What follows is a listing; give it again exactly, in its entirety.
_ _ _ _ _
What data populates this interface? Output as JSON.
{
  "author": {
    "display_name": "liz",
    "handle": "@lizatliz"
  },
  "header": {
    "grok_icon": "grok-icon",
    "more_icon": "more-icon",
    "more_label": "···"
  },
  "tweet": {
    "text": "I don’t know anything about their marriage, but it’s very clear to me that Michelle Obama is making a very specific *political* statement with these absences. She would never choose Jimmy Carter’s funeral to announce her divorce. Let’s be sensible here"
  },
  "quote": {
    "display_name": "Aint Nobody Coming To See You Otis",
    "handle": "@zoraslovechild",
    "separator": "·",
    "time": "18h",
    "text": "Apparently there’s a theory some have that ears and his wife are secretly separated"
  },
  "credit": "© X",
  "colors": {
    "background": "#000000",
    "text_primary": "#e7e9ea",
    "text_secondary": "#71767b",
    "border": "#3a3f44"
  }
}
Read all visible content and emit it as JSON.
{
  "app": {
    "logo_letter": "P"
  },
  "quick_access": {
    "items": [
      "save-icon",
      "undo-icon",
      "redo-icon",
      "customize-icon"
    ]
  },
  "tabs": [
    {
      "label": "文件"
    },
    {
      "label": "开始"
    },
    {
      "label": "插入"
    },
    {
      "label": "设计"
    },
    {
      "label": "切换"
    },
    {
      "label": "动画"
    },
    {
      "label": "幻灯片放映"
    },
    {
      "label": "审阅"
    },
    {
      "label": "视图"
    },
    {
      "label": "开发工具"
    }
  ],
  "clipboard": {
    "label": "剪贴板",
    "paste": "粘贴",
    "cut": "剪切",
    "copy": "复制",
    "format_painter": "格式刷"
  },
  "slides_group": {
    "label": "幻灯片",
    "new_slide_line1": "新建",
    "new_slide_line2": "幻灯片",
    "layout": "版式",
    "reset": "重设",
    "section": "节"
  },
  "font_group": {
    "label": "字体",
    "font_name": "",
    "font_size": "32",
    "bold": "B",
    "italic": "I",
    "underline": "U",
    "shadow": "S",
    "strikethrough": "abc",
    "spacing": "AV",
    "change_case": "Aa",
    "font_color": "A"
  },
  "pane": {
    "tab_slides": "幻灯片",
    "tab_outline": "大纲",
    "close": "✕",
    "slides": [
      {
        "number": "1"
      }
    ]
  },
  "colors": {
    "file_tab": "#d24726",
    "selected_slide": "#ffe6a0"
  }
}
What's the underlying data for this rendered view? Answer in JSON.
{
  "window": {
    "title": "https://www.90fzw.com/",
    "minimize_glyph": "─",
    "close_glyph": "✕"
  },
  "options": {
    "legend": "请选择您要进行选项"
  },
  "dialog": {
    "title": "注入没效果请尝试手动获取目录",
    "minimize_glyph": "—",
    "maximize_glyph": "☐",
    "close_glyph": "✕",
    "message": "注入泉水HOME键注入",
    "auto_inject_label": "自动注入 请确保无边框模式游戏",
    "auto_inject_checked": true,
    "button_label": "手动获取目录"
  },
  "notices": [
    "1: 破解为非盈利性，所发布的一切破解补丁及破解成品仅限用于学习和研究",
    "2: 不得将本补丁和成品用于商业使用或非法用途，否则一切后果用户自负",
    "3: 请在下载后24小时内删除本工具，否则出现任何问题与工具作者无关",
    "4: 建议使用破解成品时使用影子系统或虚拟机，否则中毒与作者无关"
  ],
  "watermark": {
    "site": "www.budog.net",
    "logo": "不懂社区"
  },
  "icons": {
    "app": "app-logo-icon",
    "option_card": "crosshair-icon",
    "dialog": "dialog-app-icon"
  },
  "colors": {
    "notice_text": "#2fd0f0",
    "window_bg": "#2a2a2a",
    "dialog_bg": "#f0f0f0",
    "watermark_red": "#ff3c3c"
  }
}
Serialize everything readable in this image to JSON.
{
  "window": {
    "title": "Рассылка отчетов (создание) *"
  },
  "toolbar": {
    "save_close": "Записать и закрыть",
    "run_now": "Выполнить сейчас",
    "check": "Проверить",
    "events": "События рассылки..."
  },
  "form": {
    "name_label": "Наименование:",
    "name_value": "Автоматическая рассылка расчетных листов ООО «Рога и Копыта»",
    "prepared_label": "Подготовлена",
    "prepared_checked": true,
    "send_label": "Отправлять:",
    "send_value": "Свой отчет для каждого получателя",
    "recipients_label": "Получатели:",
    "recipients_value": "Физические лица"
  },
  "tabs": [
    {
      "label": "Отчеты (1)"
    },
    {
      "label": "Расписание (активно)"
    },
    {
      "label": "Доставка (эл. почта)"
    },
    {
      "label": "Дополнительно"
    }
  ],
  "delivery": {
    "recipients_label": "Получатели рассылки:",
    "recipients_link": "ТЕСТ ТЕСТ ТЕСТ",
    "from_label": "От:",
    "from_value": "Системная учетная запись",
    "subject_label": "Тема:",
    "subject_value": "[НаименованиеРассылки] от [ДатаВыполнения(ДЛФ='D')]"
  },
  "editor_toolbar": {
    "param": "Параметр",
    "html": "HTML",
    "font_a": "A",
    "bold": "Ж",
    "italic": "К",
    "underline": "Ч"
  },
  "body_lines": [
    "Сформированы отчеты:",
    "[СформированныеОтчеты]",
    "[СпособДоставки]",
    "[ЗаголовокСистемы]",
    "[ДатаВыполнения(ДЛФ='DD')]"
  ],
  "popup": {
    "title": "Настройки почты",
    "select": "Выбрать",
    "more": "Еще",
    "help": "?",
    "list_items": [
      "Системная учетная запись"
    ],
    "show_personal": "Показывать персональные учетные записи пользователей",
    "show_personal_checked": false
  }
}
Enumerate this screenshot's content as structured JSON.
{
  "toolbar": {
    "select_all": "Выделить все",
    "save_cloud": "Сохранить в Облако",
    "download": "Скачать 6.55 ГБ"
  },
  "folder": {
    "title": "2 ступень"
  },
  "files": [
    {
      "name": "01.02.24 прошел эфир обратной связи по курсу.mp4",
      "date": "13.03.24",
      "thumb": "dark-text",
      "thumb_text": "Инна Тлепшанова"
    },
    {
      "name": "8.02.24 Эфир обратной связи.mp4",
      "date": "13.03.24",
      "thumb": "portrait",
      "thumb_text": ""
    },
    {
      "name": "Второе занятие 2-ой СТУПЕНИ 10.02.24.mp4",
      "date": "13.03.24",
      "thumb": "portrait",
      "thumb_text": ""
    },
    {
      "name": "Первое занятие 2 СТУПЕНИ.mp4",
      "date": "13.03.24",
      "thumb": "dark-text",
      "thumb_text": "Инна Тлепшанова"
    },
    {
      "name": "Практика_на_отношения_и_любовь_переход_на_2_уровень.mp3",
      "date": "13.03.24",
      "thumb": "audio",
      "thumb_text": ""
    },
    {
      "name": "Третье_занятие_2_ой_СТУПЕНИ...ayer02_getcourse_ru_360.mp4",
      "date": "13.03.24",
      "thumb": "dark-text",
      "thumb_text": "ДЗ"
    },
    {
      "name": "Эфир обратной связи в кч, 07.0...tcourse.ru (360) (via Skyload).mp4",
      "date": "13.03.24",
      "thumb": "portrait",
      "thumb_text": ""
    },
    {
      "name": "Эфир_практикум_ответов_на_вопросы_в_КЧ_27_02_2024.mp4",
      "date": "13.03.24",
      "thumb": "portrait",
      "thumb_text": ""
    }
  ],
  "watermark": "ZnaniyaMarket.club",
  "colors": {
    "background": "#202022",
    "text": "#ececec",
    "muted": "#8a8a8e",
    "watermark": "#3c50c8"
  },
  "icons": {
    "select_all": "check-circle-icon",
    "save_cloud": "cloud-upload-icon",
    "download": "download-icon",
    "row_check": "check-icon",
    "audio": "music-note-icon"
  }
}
_ _ _ _ _
Output for this exercise:
What data populates this interface? Output as JSON.
{
  "author": {
    "display_name": "liz",
    "handle": "@lizatliz"
  },
  "header": {
    "grok_icon": "grok-icon",
    "more_icon": "more-icon",
    "more_label": "···"
  },
  "tweet": {
    "text": "I don’t know anything about their marriage, but it’s very clear to me that Michelle Obama is making a very specific *political* statement with these absences. She would never choose Jimmy Carter’s funeral to announce her divorce. Let’s be sensible here"
  },
  "quote": {
    "display_name": "Aint Nobody Coming To See You Otis",
    "handle": "@zoraslovechild",
    "separator": "·",
    "time": "18h",
    "text": "Apparently there’s a theory some have that ears and his wife are secretly separated"
  },
  "credit": "© X",
  "colors": {
    "background": "#000000",
    "text_primary": "#e7e9ea",
    "text_secondary": "#71767b",
    "border": "#3a3f44"
  }
}
Read all visible content and emit it as JSON.
{
  "app": {
    "logo_letter": "P"
  },
  "quick_access": {
    "items": [
      "save-icon",
      "undo-icon",
      "redo-icon",
      "customize-icon"
    ]
  },
  "tabs": [
    {
      "label": "文件"
    },
    {
      "label": "开始"
    },
    {
      "label": "插入"
    },
    {
      "label": "设计"
    },
    {
      "label": "切换"
    },
    {
      "label": "动画"
    },
    {
      "label": "幻灯片放映"
    },
    {
      "label": "审阅"
    },
    {
      "label": "视图"
    },
    {
      "label": "开发工具"
    }
  ],
  "clipboard": {
    "label": "剪贴板",
    "paste": "粘贴",
    "cut": "剪切",
    "copy": "复制",
    "format_painter": "格式刷"
  },
  "slides_group": {
    "label": "幻灯片",
    "new_slide_line1": "新建",
    "new_slide_line2": "幻灯片",
    "layout": "版式",
    "reset": "重设",
    "section": "节"
  },
  "font_group": {
    "label": "字体",
    "font_name": "",
    "font_size": "32",
    "bold": "B",
    "italic": "I",
    "underline": "U",
    "shadow": "S",
    "strikethrough": "abc",
    "spacing": "AV",
    "change_case": "Aa",
    "font_color": "A"
  },
  "pane": {
    "tab_slides": "幻灯片",
    "tab_outline": "大纲",
    "close": "✕",
    "slides": [
      {
        "number": "1"
      }
    ]
  },
  "colors": {
    "file_tab": "#d24726",
    "selected_slide": "#ffe6a0"
  }
}
What's the underlying data for this rendered view? Answer in JSON.
{
  "window": {
    "title": "https://www.90fzw.com/",
    "minimize_glyph": "─",
    "close_glyph": "✕"
  },
  "options": {
    "legend": "请选择您要进行选项"
  },
  "dialog": {
    "title": "注入没效果请尝试手动获取目录",
    "minimize_glyph": "—",
    "maximize_glyph": "☐",
    "close_glyph": "✕",
    "message": "注入泉水HOME键注入",
    "auto_inject_label": "自动注入 请确保无边框模式游戏",
    "auto_inject_checked": true,
    "button_label": "手动获取目录"
  },
  "notices": [
    "1: 破解为非盈利性，所发布的一切破解补丁及破解成品仅限用于学习和研究",
    "2: 不得将本补丁和成品用于商业使用或非法用途，否则一切后果用户自负",
    "3: 请在下载后24小时内删除本工具，否则出现任何问题与工具作者无关",
    "4: 建议使用破解成品时使用影子系统或虚拟机，否则中毒与作者无关"
  ],
  "watermark": {
    "site": "www.budog.net",
    "logo": "不懂社区"
  },
  "icons": {
    "app": "app-logo-icon",
    "option_card": "crosshair-icon",
    "dialog": "dialog-app-icon"
  },
  "colors": {
    "notice_text": "#2fd0f0",
    "window_bg": "#2a2a2a",
    "dialog_bg": "#f0f0f0",
    "watermark_red": "#ff3c3c"
  }
}
Serialize everything readable in this image to JSON.
{
  "window": {
    "title": "Рассылка отчетов (создание) *"
  },
  "toolbar": {
    "save_close": "Записать и закрыть",
    "run_now": "Выполнить сейчас",
    "check": "Проверить",
    "events": "События рассылки..."
  },
  "form": {
    "name_label": "Наименование:",
    "name_value": "Автоматическая рассылка расчетных листов ООО «Рога и Копыта»",
    "prepared_label": "Подготовлена",
    "prepared_checked": true,
    "send_label": "Отправлять:",
    "send_value": "Свой отчет для каждого получателя",
    "recipients_label": "Получатели:",
    "recipients_value": "Физические лица"
  },
  "tabs": [
    {
      "label": "Отчеты (1)"
    },
    {
      "label": "Расписание (активно)"
    },
    {
      "label": "Доставка (эл. почта)"
    },
    {
      "label": "Дополнительно"
    }
  ],
  "delivery": {
    "recipients_label": "Получатели рассылки:",
    "recipients_link": "ТЕСТ ТЕСТ ТЕСТ",
    "from_label": "От:",
    "from_value": "Системная учетная запись",
    "subject_label": "Тема:",
    "subject_value": "[НаименованиеРассылки] от [ДатаВыполнения(ДЛФ='D')]"
  },
  "editor_toolbar": {
    "param": "Параметр",
    "html": "HTML",
    "font_a": "A",
    "bold": "Ж",
    "italic": "К",
    "underline": "Ч"
  },
  "body_lines": [
    "Сформированы отчеты:",
    "[СформированныеОтчеты]",
    "[СпособДоставки]",
    "[ЗаголовокСистемы]",
    "[ДатаВыполнения(ДЛФ='DD')]"
  ],
  "popup": {
    "title": "Настройки почты",
    "select": "Выбрать",
    "more": "Еще",
    "help": "?",
    "list_items": [
      "Системная учетная запись"
    ],
    "show_personal": "Показывать персональные учетные записи пользователей",
    "show_personal_checked": false
  }
}
Enumerate this screenshot's content as structured JSON.
{
  "toolbar": {
    "select_all": "Выделить все",
    "save_cloud": "Сохранить в Облако",
    "download": "Скачать 6.55 ГБ"
  },
  "folder": {
    "title": "2 ступень"
  },
  "files": [
    {
      "name": "01.02.24 прошел эфир обратной связи по курсу.mp4",
      "date": "13.03.24",
      "thumb": "dark-text",
      "thumb_text": "Инна Тлепшанова"
    },
    {
      "name": "8.02.24 Эфир обратной связи.mp4",
      "date": "13.03.24",
      "thumb": "portrait",
      "thumb_text": ""
    },
    {
      "name": "Второе занятие 2-ой СТУПЕНИ 10.02.24.mp4",
      "date": "13.03.24",
      "thumb": "portrait",
      "thumb_text": ""
    },
    {
      "name": "Первое занятие 2 СТУПЕНИ.mp4",
      "date": "13.03.24",
      "thumb": "dark-text",
      "thumb_text": "Инна Тлепшанова"
    },
    {
      "name": "Практика_на_отношения_и_любовь_переход_на_2_уровень.mp3",
      "date": "13.03.24",
      "thumb": "audio",
      "thumb_text": ""
    },
    {
      "name": "Третье_занятие_2_ой_СТУПЕНИ...ayer02_getcourse_ru_360.mp4",
      "date": "13.03.24",
      "thumb": "dark-text",
      "thumb_text": "ДЗ"
    },
    {
      "name": "Эфир обратной связи в кч, 07.0...tcourse.ru (360) (via Skyload).mp4",
      "date": "13.03.24",
      "thumb": "portrait",
      "thumb_text": ""
    },
    {
      "name": "Эфир_практикум_ответов_на_вопросы_в_КЧ_27_02_2024.mp4",
      "date": "13.03.24",
      "thumb": "portrait",
      "thumb_text": ""
    }
  ],
  "watermark": "ZnaniyaMarket.club",
  "colors": {
    "background": "#202022",
    "text": "#ececec",
    "muted": "#8a8a8e",
    "watermark": "#3c50c8"
  },
  "icons": {
    "select_all": "check-circle-icon",
    "save_cloud": "cloud-upload-icon",
    "download": "download-icon",
    "row_check": "check-icon",
    "audio": "music-note-icon"
  }
}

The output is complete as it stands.